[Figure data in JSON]
====
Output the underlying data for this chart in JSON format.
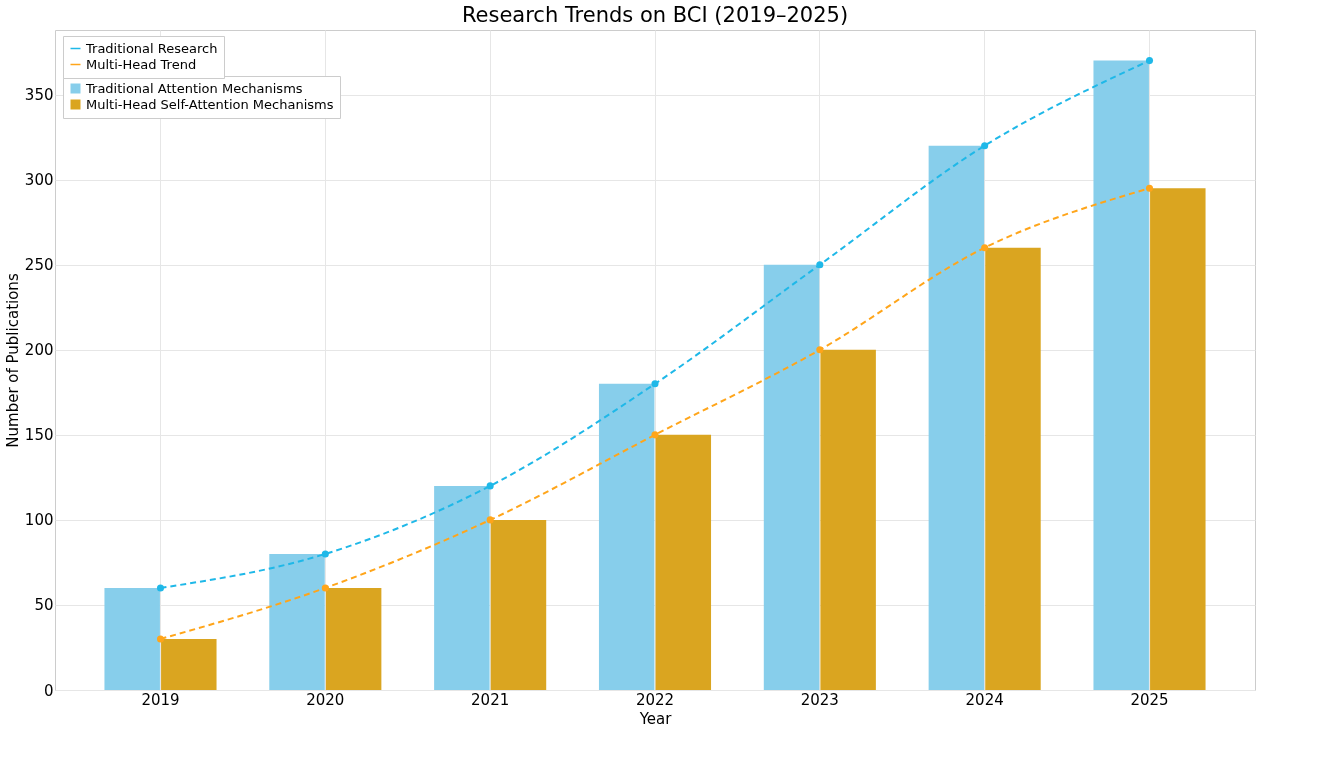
{
  "chart_data": {
    "type": "bar",
    "title": "Research Trends on BCI (2019–2025)",
    "xlabel": "Year",
    "ylabel": "Number of Publications",
    "categories": [
      "2019",
      "2020",
      "2021",
      "2022",
      "2023",
      "2024",
      "2025"
    ],
    "series": [
      {
        "name": "Traditional Attention Mechanisms",
        "color": "#87ceeb",
        "values": [
          60,
          80,
          120,
          180,
          250,
          320,
          370
        ]
      },
      {
        "name": "Multi-Head Self-Attention Mechanisms",
        "color": "#daa520",
        "values": [
          30,
          60,
          100,
          150,
          200,
          260,
          295
        ]
      },
      {
        "name": "Traditional Research",
        "type": "line",
        "color": "#1fb8e8",
        "values": [
          60,
          80,
          120,
          180,
          250,
          320,
          370
        ]
      },
      {
        "name": "Multi-Head Trend",
        "type": "line",
        "color": "#ffa51a",
        "values": [
          30,
          60,
          100,
          150,
          200,
          260,
          295
        ]
      }
    ],
    "ylim": [
      0,
      388
    ],
    "yticks": [
      0,
      50,
      100,
      150,
      200,
      250,
      300,
      350
    ],
    "grid": true,
    "legend": "top left",
    "marker": "circle",
    "line_style": "dashed"
  }
}
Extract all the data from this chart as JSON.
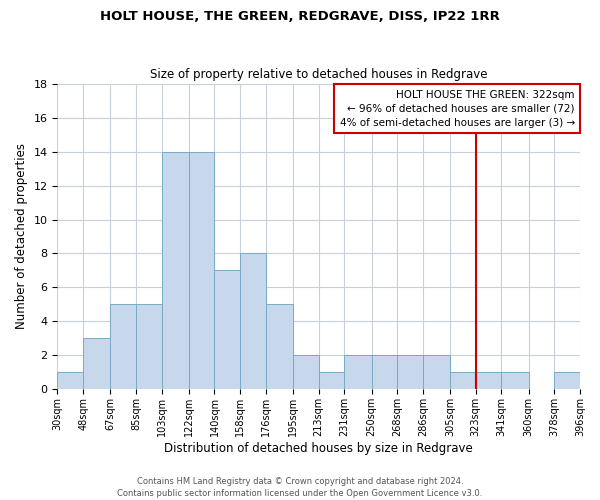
====
• _Exercise goal_:
Copy the listing word for word, excluding its pictures.

• _Reply_:
Output the underlying data for this chart in JSON format.
{
  "chart_data": {
    "type": "bar",
    "title": "Research Trends on BCI (2019–2025)",
    "xlabel": "Year",
    "ylabel": "Number of Publications",
    "categories": [
      "2019",
      "2020",
      "2021",
      "2022",
      "2023",
      "2024",
      "2025"
    ],
    "series": [
      {
        "name": "Traditional Attention Mechanisms",
        "color": "#87ceeb",
        "values": [
          60,
          80,
          120,
          180,
          250,
          320,
          370
        ]
      },
      {
        "name": "Multi-Head Self-Attention Mechanisms",
        "color": "#daa520",
        "values": [
          30,
          60,
          100,
          150,
          200,
          260,
          295
        ]
      },
      {
        "name": "Traditional Research",
        "type": "line",
        "color": "#1fb8e8",
        "values": [
          60,
          80,
          120,
          180,
          250,
          320,
          370
        ]
      },
      {
        "name": "Multi-Head Trend",
        "type": "line",
        "color": "#ffa51a",
        "values": [
          30,
          60,
          100,
          150,
          200,
          260,
          295
        ]
      }
    ],
    "ylim": [
      0,
      388
    ],
    "yticks": [
      0,
      50,
      100,
      150,
      200,
      250,
      300,
      350
    ],
    "grid": true,
    "legend": "top left",
    "marker": "circle",
    "line_style": "dashed"
  }
}
Extract all the data from this chart as JSON.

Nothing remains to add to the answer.